>> START

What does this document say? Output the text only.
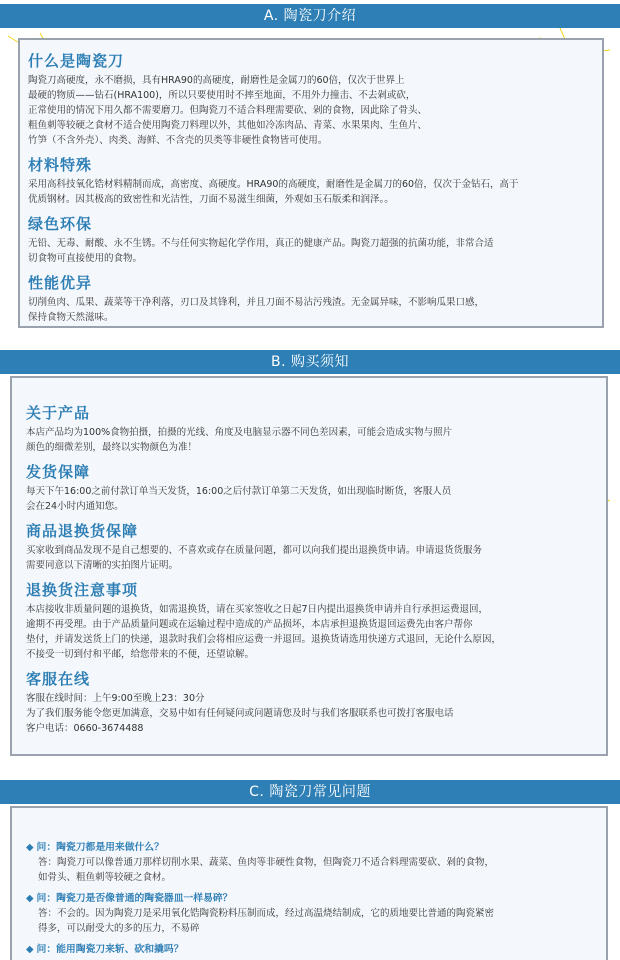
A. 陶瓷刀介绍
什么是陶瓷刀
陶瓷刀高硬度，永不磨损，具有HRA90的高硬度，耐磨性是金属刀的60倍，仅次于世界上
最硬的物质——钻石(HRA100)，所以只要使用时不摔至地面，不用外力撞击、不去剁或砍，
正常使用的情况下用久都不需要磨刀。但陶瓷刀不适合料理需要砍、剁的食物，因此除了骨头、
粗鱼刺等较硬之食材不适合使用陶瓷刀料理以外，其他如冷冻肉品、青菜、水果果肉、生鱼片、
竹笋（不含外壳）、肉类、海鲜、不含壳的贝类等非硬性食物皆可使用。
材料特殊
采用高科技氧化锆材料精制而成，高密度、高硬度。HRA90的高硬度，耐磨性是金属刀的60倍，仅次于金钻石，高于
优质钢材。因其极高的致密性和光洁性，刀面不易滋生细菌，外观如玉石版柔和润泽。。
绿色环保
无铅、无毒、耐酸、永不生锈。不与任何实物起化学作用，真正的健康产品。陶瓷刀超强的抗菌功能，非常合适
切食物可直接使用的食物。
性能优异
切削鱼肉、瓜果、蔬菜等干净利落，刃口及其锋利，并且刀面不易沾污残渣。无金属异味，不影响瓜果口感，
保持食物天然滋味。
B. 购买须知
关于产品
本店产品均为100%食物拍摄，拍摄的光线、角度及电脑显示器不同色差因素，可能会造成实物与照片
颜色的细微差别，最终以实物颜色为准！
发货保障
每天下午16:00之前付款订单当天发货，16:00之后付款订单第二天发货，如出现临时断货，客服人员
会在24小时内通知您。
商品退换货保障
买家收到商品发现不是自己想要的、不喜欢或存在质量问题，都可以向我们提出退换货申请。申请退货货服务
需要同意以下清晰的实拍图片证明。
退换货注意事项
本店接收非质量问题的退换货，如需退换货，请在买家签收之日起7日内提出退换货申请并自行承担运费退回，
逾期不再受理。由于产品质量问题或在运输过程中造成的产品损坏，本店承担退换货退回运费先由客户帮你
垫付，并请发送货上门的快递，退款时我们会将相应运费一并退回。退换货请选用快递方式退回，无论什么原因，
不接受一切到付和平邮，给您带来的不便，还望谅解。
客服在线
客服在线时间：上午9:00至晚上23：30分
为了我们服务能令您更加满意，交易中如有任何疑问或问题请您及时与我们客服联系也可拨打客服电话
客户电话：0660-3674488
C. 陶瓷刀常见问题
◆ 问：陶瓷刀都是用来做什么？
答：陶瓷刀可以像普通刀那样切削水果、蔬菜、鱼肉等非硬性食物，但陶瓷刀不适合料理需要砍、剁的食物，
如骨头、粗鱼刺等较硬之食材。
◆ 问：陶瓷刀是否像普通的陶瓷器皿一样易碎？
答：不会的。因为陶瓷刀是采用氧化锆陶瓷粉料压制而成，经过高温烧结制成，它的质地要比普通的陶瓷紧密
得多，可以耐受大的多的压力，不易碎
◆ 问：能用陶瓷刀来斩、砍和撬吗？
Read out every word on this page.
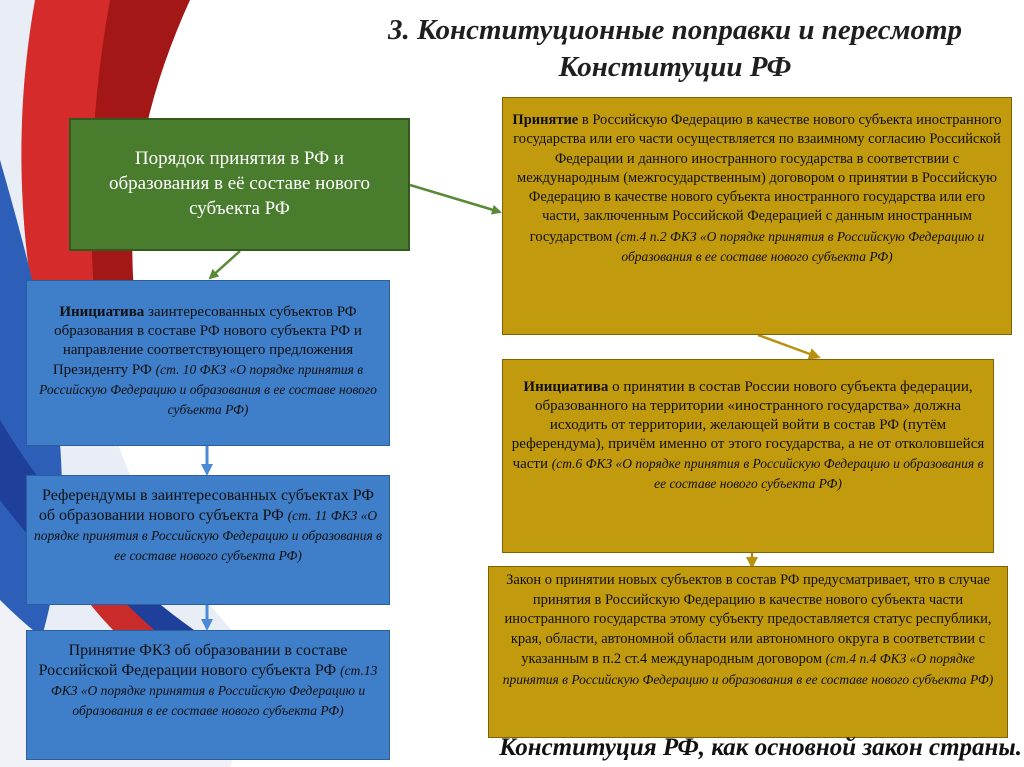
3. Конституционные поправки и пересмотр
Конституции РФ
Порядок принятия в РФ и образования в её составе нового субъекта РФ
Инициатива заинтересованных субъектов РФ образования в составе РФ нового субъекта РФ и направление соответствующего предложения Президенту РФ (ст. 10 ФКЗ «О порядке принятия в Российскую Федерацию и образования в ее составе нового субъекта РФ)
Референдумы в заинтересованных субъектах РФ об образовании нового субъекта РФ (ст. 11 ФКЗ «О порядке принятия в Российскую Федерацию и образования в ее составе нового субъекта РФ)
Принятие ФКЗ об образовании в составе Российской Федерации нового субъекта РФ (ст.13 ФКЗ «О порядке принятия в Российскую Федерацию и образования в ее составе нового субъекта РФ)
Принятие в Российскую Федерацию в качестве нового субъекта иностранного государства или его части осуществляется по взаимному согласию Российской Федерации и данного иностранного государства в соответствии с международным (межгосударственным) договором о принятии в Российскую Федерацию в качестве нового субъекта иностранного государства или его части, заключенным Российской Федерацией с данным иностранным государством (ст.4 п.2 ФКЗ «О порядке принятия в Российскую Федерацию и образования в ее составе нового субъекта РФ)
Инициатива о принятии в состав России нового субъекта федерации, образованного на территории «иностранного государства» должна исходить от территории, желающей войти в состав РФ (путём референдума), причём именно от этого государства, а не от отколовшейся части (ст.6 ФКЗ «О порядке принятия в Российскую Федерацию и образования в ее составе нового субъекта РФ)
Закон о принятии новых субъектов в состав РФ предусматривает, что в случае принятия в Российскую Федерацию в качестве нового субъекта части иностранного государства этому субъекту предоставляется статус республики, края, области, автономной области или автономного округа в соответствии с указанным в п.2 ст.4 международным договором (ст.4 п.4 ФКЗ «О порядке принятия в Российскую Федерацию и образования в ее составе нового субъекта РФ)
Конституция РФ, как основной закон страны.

>> END

Pick out each line that holds the string "Принятие".

● Answer to this exercise
Принятие ФКЗ об образовании в составе Российской Федерации нового субъекта РФ (ст.13 ФКЗ «О порядке принятия в Российскую Федерацию и образования в ее составе нового субъекта РФ)
Принятие в Российскую Федерацию в качестве нового субъекта иностранного государства или его части осуществляется по взаимному согласию Российской Федерации и данного иностранного государства в соответствии с международным (межгосударственным) договором о принятии в Российскую Федерацию в качестве нового субъекта иностранного государства или его части, заключенным Российской Федерацией с данным иностранным государством (ст.4 п.2 ФКЗ «О порядке принятия в Российскую Федерацию и образования в ее составе нового субъекта РФ)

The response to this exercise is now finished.